Exercise brief:
Pick out every line of the entries below where "more" occurs, and copy those lines.

Listed entries:
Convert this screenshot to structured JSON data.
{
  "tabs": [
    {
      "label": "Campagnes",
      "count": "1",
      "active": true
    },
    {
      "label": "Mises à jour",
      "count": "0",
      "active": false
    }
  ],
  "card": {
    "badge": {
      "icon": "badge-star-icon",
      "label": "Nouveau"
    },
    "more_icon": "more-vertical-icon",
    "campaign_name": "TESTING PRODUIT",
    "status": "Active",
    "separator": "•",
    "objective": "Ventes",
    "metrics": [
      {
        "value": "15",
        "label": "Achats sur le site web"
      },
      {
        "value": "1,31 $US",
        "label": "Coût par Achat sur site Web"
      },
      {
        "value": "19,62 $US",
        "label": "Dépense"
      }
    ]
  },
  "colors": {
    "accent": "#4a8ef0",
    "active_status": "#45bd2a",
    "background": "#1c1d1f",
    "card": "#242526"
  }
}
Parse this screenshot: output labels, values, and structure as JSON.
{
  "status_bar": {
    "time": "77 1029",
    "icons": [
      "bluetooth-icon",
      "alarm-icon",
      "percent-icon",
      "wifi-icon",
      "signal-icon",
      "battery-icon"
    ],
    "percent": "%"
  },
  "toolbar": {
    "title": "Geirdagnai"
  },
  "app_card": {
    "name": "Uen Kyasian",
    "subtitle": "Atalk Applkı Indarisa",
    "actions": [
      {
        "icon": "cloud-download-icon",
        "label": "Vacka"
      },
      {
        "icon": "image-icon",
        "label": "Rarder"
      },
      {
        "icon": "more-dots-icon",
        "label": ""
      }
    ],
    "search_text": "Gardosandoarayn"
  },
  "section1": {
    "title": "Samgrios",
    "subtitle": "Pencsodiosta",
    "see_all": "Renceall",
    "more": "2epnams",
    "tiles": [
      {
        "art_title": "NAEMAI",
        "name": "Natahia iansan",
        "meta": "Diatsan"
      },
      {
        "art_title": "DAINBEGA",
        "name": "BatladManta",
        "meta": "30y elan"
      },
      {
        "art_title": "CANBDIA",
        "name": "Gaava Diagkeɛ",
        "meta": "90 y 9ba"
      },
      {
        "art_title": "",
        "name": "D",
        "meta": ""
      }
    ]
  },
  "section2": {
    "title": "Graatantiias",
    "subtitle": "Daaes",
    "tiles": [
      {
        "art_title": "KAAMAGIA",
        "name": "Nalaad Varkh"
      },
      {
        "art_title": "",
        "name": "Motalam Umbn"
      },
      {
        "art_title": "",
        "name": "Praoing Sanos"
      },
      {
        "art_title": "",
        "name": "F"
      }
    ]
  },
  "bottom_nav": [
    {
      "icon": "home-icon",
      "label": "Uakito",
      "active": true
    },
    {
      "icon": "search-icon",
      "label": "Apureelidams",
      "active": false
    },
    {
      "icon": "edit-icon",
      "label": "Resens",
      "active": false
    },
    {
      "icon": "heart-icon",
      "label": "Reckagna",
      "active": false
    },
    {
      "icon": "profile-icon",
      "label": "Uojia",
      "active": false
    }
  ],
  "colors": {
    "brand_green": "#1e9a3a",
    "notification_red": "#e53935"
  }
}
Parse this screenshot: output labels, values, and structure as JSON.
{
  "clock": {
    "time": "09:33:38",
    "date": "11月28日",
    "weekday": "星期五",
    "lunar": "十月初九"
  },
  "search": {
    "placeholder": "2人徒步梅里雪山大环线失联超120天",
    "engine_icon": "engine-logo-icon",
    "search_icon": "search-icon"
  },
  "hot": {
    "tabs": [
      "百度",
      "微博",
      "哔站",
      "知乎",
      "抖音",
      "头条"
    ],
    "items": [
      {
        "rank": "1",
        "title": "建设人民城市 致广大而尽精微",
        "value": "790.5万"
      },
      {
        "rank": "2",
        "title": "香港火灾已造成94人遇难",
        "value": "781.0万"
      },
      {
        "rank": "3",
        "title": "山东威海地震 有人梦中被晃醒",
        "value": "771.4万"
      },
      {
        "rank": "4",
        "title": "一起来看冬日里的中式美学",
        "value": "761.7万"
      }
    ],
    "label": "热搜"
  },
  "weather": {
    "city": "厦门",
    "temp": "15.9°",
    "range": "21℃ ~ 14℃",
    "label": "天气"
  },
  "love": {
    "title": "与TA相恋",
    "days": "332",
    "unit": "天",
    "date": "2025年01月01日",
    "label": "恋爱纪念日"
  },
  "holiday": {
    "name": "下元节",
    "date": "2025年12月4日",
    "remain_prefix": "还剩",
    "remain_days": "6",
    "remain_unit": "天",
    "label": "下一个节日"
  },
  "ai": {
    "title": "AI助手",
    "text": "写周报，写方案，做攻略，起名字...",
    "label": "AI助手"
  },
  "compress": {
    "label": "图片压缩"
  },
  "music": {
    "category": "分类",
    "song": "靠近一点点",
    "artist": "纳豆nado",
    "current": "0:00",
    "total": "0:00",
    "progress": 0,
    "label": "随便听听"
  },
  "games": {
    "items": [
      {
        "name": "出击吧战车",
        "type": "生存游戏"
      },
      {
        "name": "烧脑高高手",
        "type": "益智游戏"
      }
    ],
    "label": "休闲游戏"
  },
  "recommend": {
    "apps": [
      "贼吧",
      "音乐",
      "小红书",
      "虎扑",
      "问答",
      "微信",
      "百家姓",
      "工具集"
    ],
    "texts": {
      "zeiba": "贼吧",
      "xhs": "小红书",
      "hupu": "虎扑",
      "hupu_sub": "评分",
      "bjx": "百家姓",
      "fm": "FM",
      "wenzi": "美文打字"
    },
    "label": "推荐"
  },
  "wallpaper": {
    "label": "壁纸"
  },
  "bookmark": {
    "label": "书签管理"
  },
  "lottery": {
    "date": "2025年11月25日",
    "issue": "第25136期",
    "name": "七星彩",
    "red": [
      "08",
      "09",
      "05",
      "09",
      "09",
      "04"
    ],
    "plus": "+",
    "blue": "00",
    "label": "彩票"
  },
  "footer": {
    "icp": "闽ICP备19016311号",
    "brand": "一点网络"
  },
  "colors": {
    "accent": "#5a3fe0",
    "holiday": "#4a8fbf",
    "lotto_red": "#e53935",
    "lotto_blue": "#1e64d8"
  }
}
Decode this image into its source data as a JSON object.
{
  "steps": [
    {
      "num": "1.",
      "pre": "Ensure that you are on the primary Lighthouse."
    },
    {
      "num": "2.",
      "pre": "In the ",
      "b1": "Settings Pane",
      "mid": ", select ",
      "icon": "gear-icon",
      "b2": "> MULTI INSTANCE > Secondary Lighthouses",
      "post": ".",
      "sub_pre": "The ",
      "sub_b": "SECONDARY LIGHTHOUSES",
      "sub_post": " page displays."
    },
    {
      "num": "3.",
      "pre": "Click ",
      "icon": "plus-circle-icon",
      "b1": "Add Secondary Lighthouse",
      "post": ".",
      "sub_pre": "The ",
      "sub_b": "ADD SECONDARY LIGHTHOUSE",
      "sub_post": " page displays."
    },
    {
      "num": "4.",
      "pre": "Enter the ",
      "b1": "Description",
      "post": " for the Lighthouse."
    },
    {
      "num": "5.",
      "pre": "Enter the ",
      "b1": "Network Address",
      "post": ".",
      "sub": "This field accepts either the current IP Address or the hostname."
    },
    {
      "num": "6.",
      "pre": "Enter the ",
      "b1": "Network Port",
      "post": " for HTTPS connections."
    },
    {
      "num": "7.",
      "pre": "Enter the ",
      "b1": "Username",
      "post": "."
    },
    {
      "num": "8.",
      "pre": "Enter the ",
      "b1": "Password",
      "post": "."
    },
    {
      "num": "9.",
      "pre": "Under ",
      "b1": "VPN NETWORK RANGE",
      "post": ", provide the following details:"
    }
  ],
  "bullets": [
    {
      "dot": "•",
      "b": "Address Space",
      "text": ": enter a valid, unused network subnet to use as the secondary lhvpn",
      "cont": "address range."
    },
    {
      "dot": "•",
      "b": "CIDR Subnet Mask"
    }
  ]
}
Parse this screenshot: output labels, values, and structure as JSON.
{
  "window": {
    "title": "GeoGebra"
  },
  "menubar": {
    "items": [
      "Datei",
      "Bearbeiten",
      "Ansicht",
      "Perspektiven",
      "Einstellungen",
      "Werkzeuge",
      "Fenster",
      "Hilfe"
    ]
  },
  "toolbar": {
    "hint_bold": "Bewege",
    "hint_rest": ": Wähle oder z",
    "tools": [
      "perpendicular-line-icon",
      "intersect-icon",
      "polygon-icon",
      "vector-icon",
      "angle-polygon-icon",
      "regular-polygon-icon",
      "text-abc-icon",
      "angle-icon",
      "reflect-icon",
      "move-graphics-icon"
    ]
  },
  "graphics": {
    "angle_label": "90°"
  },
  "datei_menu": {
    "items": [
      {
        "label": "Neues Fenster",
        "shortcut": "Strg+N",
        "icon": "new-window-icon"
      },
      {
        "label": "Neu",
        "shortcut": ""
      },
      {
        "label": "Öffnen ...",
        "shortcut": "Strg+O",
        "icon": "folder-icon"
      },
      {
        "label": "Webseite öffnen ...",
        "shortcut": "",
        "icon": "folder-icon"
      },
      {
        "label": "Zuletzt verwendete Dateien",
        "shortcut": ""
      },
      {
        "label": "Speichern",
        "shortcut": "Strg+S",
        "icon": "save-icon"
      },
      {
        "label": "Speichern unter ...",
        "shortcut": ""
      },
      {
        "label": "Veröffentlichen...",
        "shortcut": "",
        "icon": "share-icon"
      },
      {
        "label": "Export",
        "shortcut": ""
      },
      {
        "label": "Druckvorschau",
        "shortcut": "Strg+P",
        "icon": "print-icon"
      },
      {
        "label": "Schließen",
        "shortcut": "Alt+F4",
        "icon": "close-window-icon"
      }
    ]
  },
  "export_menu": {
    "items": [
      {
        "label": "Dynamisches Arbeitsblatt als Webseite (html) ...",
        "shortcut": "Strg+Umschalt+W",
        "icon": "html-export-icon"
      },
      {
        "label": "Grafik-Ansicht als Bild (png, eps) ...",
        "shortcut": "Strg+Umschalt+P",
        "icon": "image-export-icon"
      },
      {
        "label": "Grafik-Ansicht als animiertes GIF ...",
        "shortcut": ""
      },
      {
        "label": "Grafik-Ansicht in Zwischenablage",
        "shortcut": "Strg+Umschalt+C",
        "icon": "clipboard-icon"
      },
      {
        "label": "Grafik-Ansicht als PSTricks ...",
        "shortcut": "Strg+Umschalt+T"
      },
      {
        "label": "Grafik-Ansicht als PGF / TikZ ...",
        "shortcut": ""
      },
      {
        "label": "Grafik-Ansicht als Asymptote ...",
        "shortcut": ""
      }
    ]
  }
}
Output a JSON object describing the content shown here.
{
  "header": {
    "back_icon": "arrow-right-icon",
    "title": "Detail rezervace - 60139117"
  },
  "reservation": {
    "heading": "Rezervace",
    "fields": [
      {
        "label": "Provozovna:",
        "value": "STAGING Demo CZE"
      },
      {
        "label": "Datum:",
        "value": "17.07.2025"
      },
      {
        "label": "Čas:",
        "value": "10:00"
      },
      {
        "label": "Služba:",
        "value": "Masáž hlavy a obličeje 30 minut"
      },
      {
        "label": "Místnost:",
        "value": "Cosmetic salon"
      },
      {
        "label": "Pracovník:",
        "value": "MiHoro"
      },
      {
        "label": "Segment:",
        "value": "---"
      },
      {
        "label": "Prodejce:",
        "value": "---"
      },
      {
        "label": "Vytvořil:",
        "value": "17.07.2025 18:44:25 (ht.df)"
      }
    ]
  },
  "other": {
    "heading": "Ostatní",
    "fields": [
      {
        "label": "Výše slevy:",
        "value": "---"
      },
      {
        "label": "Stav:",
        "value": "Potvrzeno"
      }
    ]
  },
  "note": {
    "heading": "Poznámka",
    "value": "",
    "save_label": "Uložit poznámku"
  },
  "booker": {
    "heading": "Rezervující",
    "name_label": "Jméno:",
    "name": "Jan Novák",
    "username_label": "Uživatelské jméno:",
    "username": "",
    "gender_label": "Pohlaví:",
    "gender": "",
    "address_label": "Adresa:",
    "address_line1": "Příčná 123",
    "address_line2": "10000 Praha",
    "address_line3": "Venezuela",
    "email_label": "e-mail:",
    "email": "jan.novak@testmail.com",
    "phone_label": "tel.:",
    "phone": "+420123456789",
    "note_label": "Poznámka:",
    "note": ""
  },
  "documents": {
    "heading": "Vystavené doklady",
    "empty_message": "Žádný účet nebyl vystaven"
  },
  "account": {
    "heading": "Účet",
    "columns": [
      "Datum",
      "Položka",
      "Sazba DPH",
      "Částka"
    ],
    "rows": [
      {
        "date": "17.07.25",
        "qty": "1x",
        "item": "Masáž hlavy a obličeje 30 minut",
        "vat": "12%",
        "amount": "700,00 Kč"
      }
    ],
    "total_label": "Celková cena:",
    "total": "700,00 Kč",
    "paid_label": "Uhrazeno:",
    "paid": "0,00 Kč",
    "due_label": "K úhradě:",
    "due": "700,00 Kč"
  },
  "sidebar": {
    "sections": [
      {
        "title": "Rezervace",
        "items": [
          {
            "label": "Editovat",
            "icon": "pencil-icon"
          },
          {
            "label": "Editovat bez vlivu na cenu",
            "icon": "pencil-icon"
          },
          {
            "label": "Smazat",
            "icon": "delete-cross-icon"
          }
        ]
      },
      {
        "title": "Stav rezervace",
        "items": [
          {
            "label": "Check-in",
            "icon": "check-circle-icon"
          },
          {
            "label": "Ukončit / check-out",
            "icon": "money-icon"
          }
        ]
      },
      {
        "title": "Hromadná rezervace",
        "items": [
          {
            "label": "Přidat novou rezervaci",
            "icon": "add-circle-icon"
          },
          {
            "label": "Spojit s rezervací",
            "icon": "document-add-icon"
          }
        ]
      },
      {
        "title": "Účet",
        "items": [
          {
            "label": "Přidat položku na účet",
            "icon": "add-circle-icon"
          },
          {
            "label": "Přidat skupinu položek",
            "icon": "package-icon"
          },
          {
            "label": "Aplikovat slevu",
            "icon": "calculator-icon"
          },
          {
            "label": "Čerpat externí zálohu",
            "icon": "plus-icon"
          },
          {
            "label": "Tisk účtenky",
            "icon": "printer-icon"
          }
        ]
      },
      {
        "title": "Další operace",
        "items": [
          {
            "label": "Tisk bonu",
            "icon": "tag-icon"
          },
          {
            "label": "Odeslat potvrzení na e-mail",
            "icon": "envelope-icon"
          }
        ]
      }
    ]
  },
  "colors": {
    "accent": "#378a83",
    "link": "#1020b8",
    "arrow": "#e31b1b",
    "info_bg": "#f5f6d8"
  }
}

Answer to this task:
    "more_icon": "more-vertical-icon",
        "icon": "more-dots-icon",
    "more": "2epnams",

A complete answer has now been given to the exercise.